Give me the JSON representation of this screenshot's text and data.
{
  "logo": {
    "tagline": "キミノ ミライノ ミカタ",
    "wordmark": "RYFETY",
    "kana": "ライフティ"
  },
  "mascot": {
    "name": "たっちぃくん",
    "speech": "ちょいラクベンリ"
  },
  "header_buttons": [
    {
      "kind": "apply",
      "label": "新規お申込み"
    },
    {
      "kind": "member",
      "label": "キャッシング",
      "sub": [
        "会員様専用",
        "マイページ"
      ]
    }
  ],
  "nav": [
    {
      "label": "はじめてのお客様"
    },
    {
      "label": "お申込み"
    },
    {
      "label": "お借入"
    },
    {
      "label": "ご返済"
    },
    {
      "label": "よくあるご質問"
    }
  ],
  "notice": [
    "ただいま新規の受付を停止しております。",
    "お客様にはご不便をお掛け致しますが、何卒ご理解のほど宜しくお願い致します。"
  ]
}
◆ ◆ ◆ ◆ ◆ ◆ ◆
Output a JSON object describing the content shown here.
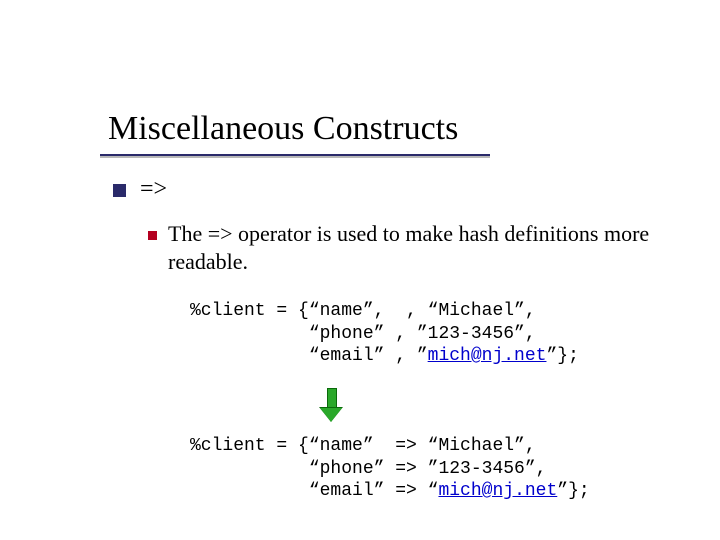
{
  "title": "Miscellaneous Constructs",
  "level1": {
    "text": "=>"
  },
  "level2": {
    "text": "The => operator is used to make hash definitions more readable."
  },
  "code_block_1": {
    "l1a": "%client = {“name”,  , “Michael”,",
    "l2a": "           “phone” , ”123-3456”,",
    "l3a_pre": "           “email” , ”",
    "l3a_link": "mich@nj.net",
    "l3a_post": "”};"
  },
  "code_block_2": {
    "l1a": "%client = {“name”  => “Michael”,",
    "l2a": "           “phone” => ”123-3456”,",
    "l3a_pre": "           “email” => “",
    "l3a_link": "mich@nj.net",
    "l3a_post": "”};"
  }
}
◆ ◆ ◆ ◆ ◆ ◆ ◆
• Exercise brief
Only the number is needed here: how many lines of the records contain "phone"?

• Output
2